Leave the pictures out and transcribe every record exactly.

* _Data provided_
>> START
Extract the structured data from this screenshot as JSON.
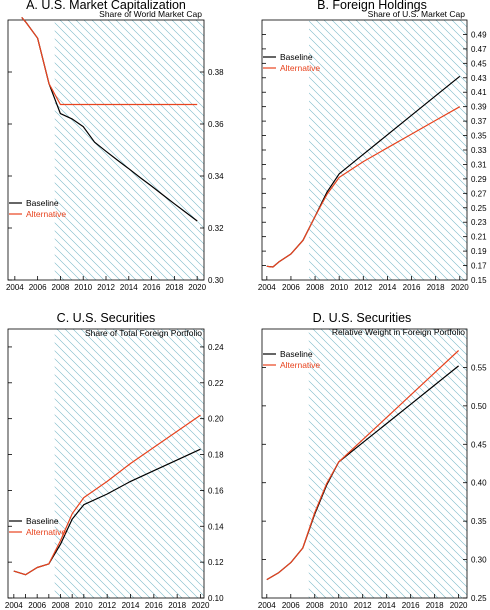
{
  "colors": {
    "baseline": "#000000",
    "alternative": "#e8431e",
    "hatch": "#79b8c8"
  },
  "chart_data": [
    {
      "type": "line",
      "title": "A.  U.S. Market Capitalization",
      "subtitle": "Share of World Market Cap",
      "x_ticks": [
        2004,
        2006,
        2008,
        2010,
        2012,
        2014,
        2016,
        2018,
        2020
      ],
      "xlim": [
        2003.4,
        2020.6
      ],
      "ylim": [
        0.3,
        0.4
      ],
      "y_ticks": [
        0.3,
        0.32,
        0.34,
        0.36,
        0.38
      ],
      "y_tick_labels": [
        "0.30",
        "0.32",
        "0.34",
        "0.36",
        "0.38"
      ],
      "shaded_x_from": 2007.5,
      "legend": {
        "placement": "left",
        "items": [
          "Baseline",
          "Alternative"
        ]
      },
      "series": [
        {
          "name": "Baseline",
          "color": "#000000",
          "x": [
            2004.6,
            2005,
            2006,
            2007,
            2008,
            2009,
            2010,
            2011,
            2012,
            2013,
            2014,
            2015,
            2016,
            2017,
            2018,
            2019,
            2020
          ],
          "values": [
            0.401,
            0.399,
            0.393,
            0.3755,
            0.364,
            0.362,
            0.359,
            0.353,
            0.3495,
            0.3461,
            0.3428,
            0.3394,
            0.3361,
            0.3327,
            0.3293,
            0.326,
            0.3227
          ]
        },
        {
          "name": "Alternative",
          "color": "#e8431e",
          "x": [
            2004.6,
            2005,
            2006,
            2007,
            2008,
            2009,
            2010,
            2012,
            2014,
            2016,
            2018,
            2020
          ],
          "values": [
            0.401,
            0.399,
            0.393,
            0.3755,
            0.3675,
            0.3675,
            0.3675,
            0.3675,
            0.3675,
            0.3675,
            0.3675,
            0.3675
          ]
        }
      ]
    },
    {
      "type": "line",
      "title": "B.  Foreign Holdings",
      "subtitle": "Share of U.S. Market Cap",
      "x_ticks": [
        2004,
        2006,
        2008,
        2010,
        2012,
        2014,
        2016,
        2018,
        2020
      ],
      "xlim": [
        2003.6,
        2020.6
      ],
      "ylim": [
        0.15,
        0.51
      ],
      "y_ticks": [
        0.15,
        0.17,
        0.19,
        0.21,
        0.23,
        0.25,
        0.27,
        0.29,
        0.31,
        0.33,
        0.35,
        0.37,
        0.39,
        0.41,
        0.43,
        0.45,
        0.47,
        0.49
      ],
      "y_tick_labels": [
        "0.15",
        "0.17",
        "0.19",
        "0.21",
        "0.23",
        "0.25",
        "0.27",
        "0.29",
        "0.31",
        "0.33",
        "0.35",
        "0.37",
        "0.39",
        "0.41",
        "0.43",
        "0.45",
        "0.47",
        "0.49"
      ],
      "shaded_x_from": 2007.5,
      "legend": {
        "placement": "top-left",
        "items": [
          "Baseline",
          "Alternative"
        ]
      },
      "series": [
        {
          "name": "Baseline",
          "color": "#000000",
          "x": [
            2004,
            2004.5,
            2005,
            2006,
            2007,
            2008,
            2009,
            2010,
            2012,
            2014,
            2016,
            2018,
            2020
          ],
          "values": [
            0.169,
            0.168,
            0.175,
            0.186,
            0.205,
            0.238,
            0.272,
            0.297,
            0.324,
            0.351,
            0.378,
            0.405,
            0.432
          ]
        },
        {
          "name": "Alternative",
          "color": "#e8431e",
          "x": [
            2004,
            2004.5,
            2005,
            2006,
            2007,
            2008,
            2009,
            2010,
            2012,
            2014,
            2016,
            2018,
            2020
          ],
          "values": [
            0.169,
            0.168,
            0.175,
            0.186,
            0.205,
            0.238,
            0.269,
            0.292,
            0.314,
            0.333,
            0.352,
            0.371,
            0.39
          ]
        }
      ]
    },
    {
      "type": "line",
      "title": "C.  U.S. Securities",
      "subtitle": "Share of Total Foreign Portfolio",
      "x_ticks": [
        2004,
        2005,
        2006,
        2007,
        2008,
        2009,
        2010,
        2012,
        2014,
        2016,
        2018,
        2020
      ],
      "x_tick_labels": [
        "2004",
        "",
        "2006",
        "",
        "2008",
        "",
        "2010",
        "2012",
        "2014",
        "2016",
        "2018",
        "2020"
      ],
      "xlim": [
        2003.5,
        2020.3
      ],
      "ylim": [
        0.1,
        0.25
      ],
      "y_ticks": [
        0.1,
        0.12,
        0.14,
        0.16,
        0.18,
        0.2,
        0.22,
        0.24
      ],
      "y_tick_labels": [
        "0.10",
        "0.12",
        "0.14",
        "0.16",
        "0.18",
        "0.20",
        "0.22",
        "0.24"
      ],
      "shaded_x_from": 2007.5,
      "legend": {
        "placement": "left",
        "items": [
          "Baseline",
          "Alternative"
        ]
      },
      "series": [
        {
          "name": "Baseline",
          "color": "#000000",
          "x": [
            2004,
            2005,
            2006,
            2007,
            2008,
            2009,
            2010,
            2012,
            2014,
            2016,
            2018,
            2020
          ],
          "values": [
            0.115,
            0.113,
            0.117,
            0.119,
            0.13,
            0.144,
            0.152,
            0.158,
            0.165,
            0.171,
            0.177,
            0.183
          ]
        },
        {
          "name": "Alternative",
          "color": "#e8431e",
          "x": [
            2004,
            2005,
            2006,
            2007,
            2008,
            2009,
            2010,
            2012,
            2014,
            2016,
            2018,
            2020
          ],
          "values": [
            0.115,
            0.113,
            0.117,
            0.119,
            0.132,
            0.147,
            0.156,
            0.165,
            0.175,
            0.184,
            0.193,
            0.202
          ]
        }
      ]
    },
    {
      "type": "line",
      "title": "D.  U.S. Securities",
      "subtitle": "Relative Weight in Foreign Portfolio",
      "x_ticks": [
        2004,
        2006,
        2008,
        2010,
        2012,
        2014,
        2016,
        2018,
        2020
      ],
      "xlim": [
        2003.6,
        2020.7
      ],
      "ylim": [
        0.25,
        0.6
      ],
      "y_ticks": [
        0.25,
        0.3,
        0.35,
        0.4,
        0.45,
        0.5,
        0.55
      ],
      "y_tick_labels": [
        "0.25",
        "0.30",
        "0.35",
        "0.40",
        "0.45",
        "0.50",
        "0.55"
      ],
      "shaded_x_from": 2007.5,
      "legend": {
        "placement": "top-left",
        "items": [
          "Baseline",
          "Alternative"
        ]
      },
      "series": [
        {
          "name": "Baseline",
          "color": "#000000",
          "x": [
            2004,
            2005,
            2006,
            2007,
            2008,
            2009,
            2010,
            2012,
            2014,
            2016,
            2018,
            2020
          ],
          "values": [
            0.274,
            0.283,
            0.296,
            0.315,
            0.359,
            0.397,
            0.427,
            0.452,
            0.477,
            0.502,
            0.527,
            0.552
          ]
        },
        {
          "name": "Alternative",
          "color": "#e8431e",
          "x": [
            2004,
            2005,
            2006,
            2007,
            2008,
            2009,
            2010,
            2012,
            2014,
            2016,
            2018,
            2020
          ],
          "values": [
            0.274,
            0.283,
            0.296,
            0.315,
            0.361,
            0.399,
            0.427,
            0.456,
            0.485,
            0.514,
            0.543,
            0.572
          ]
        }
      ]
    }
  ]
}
>> END
* _Right answer_
Extract the structured data from this screenshot as JSON.
{
  "colors": {
    "baseline": "#000000",
    "alternative": "#e8431e",
    "hatch": "#79b8c8"
  },
  "chart_data": [
    {
      "type": "line",
      "title": "A.  U.S. Market Capitalization",
      "subtitle": "Share of World Market Cap",
      "x_ticks": [
        2004,
        2006,
        2008,
        2010,
        2012,
        2014,
        2016,
        2018,
        2020
      ],
      "xlim": [
        2003.4,
        2020.6
      ],
      "ylim": [
        0.3,
        0.4
      ],
      "y_ticks": [
        0.3,
        0.32,
        0.34,
        0.36,
        0.38
      ],
      "y_tick_labels": [
        "0.30",
        "0.32",
        "0.34",
        "0.36",
        "0.38"
      ],
      "shaded_x_from": 2007.5,
      "legend": {
        "placement": "left",
        "items": [
          "Baseline",
          "Alternative"
        ]
      },
      "series": [
        {
          "name": "Baseline",
          "color": "#000000",
          "x": [
            2004.6,
            2005,
            2006,
            2007,
            2008,
            2009,
            2010,
            2011,
            2012,
            2013,
            2014,
            2015,
            2016,
            2017,
            2018,
            2019,
            2020
          ],
          "values": [
            0.401,
            0.399,
            0.393,
            0.3755,
            0.364,
            0.362,
            0.359,
            0.353,
            0.3495,
            0.3461,
            0.3428,
            0.3394,
            0.3361,
            0.3327,
            0.3293,
            0.326,
            0.3227
          ]
        },
        {
          "name": "Alternative",
          "color": "#e8431e",
          "x": [
            2004.6,
            2005,
            2006,
            2007,
            2008,
            2009,
            2010,
            2012,
            2014,
            2016,
            2018,
            2020
          ],
          "values": [
            0.401,
            0.399,
            0.393,
            0.3755,
            0.3675,
            0.3675,
            0.3675,
            0.3675,
            0.3675,
            0.3675,
            0.3675,
            0.3675
          ]
        }
      ]
    },
    {
      "type": "line",
      "title": "B.  Foreign Holdings",
      "subtitle": "Share of U.S. Market Cap",
      "x_ticks": [
        2004,
        2006,
        2008,
        2010,
        2012,
        2014,
        2016,
        2018,
        2020
      ],
      "xlim": [
        2003.6,
        2020.6
      ],
      "ylim": [
        0.15,
        0.51
      ],
      "y_ticks": [
        0.15,
        0.17,
        0.19,
        0.21,
        0.23,
        0.25,
        0.27,
        0.29,
        0.31,
        0.33,
        0.35,
        0.37,
        0.39,
        0.41,
        0.43,
        0.45,
        0.47,
        0.49
      ],
      "y_tick_labels": [
        "0.15",
        "0.17",
        "0.19",
        "0.21",
        "0.23",
        "0.25",
        "0.27",
        "0.29",
        "0.31",
        "0.33",
        "0.35",
        "0.37",
        "0.39",
        "0.41",
        "0.43",
        "0.45",
        "0.47",
        "0.49"
      ],
      "shaded_x_from": 2007.5,
      "legend": {
        "placement": "top-left",
        "items": [
          "Baseline",
          "Alternative"
        ]
      },
      "series": [
        {
          "name": "Baseline",
          "color": "#000000",
          "x": [
            2004,
            2004.5,
            2005,
            2006,
            2007,
            2008,
            2009,
            2010,
            2012,
            2014,
            2016,
            2018,
            2020
          ],
          "values": [
            0.169,
            0.168,
            0.175,
            0.186,
            0.205,
            0.238,
            0.272,
            0.297,
            0.324,
            0.351,
            0.378,
            0.405,
            0.432
          ]
        },
        {
          "name": "Alternative",
          "color": "#e8431e",
          "x": [
            2004,
            2004.5,
            2005,
            2006,
            2007,
            2008,
            2009,
            2010,
            2012,
            2014,
            2016,
            2018,
            2020
          ],
          "values": [
            0.169,
            0.168,
            0.175,
            0.186,
            0.205,
            0.238,
            0.269,
            0.292,
            0.314,
            0.333,
            0.352,
            0.371,
            0.39
          ]
        }
      ]
    },
    {
      "type": "line",
      "title": "C.  U.S. Securities",
      "subtitle": "Share of Total Foreign Portfolio",
      "x_ticks": [
        2004,
        2005,
        2006,
        2007,
        2008,
        2009,
        2010,
        2012,
        2014,
        2016,
        2018,
        2020
      ],
      "x_tick_labels": [
        "2004",
        "",
        "2006",
        "",
        "2008",
        "",
        "2010",
        "2012",
        "2014",
        "2016",
        "2018",
        "2020"
      ],
      "xlim": [
        2003.5,
        2020.3
      ],
      "ylim": [
        0.1,
        0.25
      ],
      "y_ticks": [
        0.1,
        0.12,
        0.14,
        0.16,
        0.18,
        0.2,
        0.22,
        0.24
      ],
      "y_tick_labels": [
        "0.10",
        "0.12",
        "0.14",
        "0.16",
        "0.18",
        "0.20",
        "0.22",
        "0.24"
      ],
      "shaded_x_from": 2007.5,
      "legend": {
        "placement": "left",
        "items": [
          "Baseline",
          "Alternative"
        ]
      },
      "series": [
        {
          "name": "Baseline",
          "color": "#000000",
          "x": [
            2004,
            2005,
            2006,
            2007,
            2008,
            2009,
            2010,
            2012,
            2014,
            2016,
            2018,
            2020
          ],
          "values": [
            0.115,
            0.113,
            0.117,
            0.119,
            0.13,
            0.144,
            0.152,
            0.158,
            0.165,
            0.171,
            0.177,
            0.183
          ]
        },
        {
          "name": "Alternative",
          "color": "#e8431e",
          "x": [
            2004,
            2005,
            2006,
            2007,
            2008,
            2009,
            2010,
            2012,
            2014,
            2016,
            2018,
            2020
          ],
          "values": [
            0.115,
            0.113,
            0.117,
            0.119,
            0.132,
            0.147,
            0.156,
            0.165,
            0.175,
            0.184,
            0.193,
            0.202
          ]
        }
      ]
    },
    {
      "type": "line",
      "title": "D.  U.S. Securities",
      "subtitle": "Relative Weight in Foreign Portfolio",
      "x_ticks": [
        2004,
        2006,
        2008,
        2010,
        2012,
        2014,
        2016,
        2018,
        2020
      ],
      "xlim": [
        2003.6,
        2020.7
      ],
      "ylim": [
        0.25,
        0.6
      ],
      "y_ticks": [
        0.25,
        0.3,
        0.35,
        0.4,
        0.45,
        0.5,
        0.55
      ],
      "y_tick_labels": [
        "0.25",
        "0.30",
        "0.35",
        "0.40",
        "0.45",
        "0.50",
        "0.55"
      ],
      "shaded_x_from": 2007.5,
      "legend": {
        "placement": "top-left",
        "items": [
          "Baseline",
          "Alternative"
        ]
      },
      "series": [
        {
          "name": "Baseline",
          "color": "#000000",
          "x": [
            2004,
            2005,
            2006,
            2007,
            2008,
            2009,
            2010,
            2012,
            2014,
            2016,
            2018,
            2020
          ],
          "values": [
            0.274,
            0.283,
            0.296,
            0.315,
            0.359,
            0.397,
            0.427,
            0.452,
            0.477,
            0.502,
            0.527,
            0.552
          ]
        },
        {
          "name": "Alternative",
          "color": "#e8431e",
          "x": [
            2004,
            2005,
            2006,
            2007,
            2008,
            2009,
            2010,
            2012,
            2014,
            2016,
            2018,
            2020
          ],
          "values": [
            0.274,
            0.283,
            0.296,
            0.315,
            0.361,
            0.399,
            0.427,
            0.456,
            0.485,
            0.514,
            0.543,
            0.572
          ]
        }
      ]
    }
  ]
}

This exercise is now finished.